BEGIN Supplied material
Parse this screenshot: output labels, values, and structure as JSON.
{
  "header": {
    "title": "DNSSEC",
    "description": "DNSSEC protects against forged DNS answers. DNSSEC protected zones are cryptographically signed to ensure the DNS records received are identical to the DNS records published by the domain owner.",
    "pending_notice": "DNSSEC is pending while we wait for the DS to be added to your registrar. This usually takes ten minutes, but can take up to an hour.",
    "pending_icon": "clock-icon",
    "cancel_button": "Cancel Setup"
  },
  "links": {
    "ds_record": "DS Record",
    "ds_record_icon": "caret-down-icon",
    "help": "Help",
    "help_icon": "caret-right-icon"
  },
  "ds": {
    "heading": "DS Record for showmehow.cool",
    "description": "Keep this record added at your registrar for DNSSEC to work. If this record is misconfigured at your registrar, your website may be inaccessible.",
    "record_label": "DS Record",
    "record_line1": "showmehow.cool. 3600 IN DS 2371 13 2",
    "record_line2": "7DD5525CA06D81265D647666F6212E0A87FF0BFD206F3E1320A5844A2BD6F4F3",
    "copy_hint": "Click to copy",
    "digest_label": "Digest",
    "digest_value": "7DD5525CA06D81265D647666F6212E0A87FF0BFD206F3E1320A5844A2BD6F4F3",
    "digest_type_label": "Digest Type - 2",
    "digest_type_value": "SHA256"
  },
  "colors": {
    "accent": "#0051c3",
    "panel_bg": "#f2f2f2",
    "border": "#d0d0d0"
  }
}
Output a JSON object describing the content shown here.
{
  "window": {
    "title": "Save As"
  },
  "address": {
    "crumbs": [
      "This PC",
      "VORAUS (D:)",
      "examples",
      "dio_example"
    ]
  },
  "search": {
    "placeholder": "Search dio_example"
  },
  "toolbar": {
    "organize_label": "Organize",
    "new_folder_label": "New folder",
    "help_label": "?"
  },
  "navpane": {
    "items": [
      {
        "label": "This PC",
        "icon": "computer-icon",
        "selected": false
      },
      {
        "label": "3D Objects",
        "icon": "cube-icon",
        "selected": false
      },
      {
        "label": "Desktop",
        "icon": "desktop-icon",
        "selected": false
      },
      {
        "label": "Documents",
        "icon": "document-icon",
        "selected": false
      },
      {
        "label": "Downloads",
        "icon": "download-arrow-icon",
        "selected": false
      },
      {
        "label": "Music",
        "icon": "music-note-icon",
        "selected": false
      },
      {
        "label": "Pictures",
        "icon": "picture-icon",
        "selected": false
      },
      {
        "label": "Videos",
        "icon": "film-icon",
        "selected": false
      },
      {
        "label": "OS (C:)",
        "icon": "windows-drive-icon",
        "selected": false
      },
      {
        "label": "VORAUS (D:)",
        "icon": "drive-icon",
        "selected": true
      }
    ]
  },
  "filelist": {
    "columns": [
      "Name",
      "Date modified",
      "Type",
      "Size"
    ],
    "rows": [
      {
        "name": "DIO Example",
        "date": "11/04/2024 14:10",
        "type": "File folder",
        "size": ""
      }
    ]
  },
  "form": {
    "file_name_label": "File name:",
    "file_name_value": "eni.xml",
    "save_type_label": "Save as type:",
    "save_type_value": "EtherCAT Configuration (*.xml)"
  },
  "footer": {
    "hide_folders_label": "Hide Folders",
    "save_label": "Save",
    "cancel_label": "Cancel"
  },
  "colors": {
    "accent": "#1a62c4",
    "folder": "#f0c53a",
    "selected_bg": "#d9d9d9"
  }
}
END Supplied material
Your task is to transcribe the material exactly.

#### Answer to the problem:
Parse this screenshot: output labels, values, and structure as JSON.
{
  "header": {
    "title": "DNSSEC",
    "description": "DNSSEC protects against forged DNS answers. DNSSEC protected zones are cryptographically signed to ensure the DNS records received are identical to the DNS records published by the domain owner.",
    "pending_notice": "DNSSEC is pending while we wait for the DS to be added to your registrar. This usually takes ten minutes, but can take up to an hour.",
    "pending_icon": "clock-icon",
    "cancel_button": "Cancel Setup"
  },
  "links": {
    "ds_record": "DS Record",
    "ds_record_icon": "caret-down-icon",
    "help": "Help",
    "help_icon": "caret-right-icon"
  },
  "ds": {
    "heading": "DS Record for showmehow.cool",
    "description": "Keep this record added at your registrar for DNSSEC to work. If this record is misconfigured at your registrar, your website may be inaccessible.",
    "record_label": "DS Record",
    "record_line1": "showmehow.cool. 3600 IN DS 2371 13 2",
    "record_line2": "7DD5525CA06D81265D647666F6212E0A87FF0BFD206F3E1320A5844A2BD6F4F3",
    "copy_hint": "Click to copy",
    "digest_label": "Digest",
    "digest_value": "7DD5525CA06D81265D647666F6212E0A87FF0BFD206F3E1320A5844A2BD6F4F3",
    "digest_type_label": "Digest Type - 2",
    "digest_type_value": "SHA256"
  },
  "colors": {
    "accent": "#0051c3",
    "panel_bg": "#f2f2f2",
    "border": "#d0d0d0"
  }
}
Output a JSON object describing the content shown here.
{
  "window": {
    "title": "Save As"
  },
  "address": {
    "crumbs": [
      "This PC",
      "VORAUS (D:)",
      "examples",
      "dio_example"
    ]
  },
  "search": {
    "placeholder": "Search dio_example"
  },
  "toolbar": {
    "organize_label": "Organize",
    "new_folder_label": "New folder",
    "help_label": "?"
  },
  "navpane": {
    "items": [
      {
        "label": "This PC",
        "icon": "computer-icon",
        "selected": false
      },
      {
        "label": "3D Objects",
        "icon": "cube-icon",
        "selected": false
      },
      {
        "label": "Desktop",
        "icon": "desktop-icon",
        "selected": false
      },
      {
        "label": "Documents",
        "icon": "document-icon",
        "selected": false
      },
      {
        "label": "Downloads",
        "icon": "download-arrow-icon",
        "selected": false
      },
      {
        "label": "Music",
        "icon": "music-note-icon",
        "selected": false
      },
      {
        "label": "Pictures",
        "icon": "picture-icon",
        "selected": false
      },
      {
        "label": "Videos",
        "icon": "film-icon",
        "selected": false
      },
      {
        "label": "OS (C:)",
        "icon": "windows-drive-icon",
        "selected": false
      },
      {
        "label": "VORAUS (D:)",
        "icon": "drive-icon",
        "selected": true
      }
    ]
  },
  "filelist": {
    "columns": [
      "Name",
      "Date modified",
      "Type",
      "Size"
    ],
    "rows": [
      {
        "name": "DIO Example",
        "date": "11/04/2024 14:10",
        "type": "File folder",
        "size": ""
      }
    ]
  },
  "form": {
    "file_name_label": "File name:",
    "file_name_value": "eni.xml",
    "save_type_label": "Save as type:",
    "save_type_value": "EtherCAT Configuration (*.xml)"
  },
  "footer": {
    "hide_folders_label": "Hide Folders",
    "save_label": "Save",
    "cancel_label": "Cancel"
  },
  "colors": {
    "accent": "#1a62c4",
    "folder": "#f0c53a",
    "selected_bg": "#d9d9d9"
  }
}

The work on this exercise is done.